### EXERCISE A
In the forum post about Git on Windows, how does the writer start Git Bash from a different initial directory?
### EXERCISE B
Please continue the forum post about Git on Windows from where it stops.

### SELECTED PASSAGE
________________________________________
Andrej Mitrovic Wrote:

 What the duck has happened to this topic?
 
 Ok anyway, I found out a few things:
 
 I can change $HOME by adding this line into C:\Program
 Files\Git\etc\profile file:
 HOME="/d/dev/git/"
 
 right *above* this line:
 HOME="$(cd "$HOME" ; pwd)"
 
 This was from someone's blogs post. And then if I want to start git
 bash from a different initial directory I just change the git bash
 shortcut "Start In" field to whatever directory.
Pretty sure you can just add HOME as an environment variable in the system settings thing that Windows provides somewhere.
 Anyways I've made a bunch of commits to my forked repo of dpl.org, and
 now have to figure out how to make a pull request. I haven't made any
 branches or anything because I'm way too new to this.
________________________________________
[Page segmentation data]
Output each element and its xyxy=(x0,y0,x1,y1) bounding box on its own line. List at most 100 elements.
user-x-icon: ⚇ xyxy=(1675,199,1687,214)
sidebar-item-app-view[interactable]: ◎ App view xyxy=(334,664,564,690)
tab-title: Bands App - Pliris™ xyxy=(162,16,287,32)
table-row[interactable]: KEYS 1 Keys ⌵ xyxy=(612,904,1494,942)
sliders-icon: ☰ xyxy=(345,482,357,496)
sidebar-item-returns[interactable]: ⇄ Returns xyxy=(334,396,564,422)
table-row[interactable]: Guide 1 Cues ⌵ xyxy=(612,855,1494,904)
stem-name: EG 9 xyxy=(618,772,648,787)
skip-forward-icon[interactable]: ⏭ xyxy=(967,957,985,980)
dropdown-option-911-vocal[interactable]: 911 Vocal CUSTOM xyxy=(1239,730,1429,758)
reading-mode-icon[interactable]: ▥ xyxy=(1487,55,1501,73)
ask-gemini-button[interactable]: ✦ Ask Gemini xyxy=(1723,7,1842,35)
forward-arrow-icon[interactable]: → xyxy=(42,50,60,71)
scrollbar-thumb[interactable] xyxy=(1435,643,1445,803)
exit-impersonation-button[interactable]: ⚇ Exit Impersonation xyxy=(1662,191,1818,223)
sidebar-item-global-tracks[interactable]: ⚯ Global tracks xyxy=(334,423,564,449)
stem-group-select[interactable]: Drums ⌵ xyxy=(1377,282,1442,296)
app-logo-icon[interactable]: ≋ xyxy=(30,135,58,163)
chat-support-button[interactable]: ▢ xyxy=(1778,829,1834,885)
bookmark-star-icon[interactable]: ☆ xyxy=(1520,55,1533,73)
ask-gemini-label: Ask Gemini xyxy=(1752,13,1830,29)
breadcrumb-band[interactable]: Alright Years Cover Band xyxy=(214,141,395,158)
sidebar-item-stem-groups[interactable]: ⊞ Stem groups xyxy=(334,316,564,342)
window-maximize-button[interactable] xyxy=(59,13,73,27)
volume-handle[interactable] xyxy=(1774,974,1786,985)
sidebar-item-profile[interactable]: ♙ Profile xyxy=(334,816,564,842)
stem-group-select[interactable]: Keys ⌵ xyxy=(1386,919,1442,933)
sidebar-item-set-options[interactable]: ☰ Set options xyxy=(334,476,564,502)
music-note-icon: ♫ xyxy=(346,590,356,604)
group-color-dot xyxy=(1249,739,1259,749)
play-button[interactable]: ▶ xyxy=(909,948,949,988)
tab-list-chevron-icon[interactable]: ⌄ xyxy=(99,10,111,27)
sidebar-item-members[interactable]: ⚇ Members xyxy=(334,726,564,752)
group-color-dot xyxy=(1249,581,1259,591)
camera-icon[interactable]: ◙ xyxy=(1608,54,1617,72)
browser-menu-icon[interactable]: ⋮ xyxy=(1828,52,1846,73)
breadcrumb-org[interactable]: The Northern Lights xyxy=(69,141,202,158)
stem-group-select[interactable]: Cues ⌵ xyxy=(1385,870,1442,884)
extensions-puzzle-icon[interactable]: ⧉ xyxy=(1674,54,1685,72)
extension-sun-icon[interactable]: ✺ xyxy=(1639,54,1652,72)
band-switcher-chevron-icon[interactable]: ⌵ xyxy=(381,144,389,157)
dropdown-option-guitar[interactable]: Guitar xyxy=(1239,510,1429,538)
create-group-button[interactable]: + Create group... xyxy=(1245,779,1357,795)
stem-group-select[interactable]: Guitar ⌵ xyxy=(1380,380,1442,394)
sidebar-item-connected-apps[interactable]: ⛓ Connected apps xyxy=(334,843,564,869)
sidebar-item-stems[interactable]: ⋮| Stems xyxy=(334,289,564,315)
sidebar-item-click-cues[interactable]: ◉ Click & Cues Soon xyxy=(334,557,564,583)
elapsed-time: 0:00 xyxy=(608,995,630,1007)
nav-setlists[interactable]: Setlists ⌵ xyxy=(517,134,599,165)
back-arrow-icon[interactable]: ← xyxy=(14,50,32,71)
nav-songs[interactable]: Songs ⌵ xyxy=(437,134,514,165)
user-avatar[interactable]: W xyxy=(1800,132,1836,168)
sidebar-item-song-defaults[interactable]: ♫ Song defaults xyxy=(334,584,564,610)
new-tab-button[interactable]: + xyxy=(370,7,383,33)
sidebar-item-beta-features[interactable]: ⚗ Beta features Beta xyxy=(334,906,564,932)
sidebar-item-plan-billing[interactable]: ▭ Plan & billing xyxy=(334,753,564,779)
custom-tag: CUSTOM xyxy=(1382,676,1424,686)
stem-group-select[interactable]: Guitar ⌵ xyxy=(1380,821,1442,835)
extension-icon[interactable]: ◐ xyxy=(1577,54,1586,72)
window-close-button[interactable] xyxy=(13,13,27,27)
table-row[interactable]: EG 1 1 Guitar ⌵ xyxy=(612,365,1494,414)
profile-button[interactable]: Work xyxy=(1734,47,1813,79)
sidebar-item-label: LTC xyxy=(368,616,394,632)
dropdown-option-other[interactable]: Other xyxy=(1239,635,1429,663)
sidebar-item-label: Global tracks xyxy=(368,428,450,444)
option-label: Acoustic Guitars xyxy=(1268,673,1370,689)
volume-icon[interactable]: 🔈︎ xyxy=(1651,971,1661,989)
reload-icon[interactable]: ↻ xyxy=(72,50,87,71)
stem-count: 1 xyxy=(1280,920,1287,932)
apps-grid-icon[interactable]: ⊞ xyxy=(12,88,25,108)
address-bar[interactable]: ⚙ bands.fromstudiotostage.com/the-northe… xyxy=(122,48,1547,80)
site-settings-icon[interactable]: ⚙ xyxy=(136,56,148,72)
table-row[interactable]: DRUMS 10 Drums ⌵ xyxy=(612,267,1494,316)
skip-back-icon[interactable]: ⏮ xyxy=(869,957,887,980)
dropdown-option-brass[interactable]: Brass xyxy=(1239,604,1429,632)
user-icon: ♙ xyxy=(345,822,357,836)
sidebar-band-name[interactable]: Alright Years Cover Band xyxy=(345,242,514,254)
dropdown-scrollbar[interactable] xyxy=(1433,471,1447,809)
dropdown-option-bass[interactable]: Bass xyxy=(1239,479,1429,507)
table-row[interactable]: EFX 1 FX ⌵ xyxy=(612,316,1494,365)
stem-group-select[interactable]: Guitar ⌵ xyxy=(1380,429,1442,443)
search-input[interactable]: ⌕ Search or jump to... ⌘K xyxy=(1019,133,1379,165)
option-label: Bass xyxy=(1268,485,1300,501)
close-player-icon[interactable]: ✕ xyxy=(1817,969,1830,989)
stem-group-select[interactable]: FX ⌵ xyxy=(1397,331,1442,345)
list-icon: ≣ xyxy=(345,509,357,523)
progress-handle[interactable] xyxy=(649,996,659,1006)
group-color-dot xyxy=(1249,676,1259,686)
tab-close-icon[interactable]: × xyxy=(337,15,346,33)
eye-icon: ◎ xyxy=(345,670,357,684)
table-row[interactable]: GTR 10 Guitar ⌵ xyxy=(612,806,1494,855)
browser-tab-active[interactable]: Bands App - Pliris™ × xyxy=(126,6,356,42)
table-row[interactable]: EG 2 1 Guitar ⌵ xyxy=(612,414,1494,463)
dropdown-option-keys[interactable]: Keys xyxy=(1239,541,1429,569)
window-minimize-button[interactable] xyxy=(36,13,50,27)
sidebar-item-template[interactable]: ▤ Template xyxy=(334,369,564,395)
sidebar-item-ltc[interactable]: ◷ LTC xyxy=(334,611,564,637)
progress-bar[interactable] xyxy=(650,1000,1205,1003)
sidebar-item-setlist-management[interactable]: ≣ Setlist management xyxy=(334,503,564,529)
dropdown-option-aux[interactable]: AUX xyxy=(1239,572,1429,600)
________________________________________
### TASK RESPONSE A
By changing the Git Bash shortcut's "Start In" field to the desired directory.

### TASK RESPONSE B
Branching is extremely easy in Git and can generally be the first thing you do before making any changes. create new branch (branchName) and checkout (commits go into this branch) git checkout -b branchName switch to another branch (master) git checkout master
 I would also like to know how to uncommit a change which hasn't been
 pushed yet. So if I locally do:
 git add someFile.d
 git commit -m "woops wrong comment"
You can amend a commit which will allow you to add no items or change the comment git commit --amend
 I'd like to just uncommit that message. I couldn't find an easy way to
 do this. Isn't this just hg revert on mercurial? I had to resort to
 backing up the files and re-fetching from the repo because git kept
 complaining about being "ahead" of changes. Damn complicated software
 that needs a book to operate it. :]
I actually don't remember the steps but I think it goes something like: git checkout HEAD^ // Do something with git rebase git commit
 Also I'd add the first time I tried using GIT GUI a few months ago it
 froze and crashed when I tried to do a simple clone.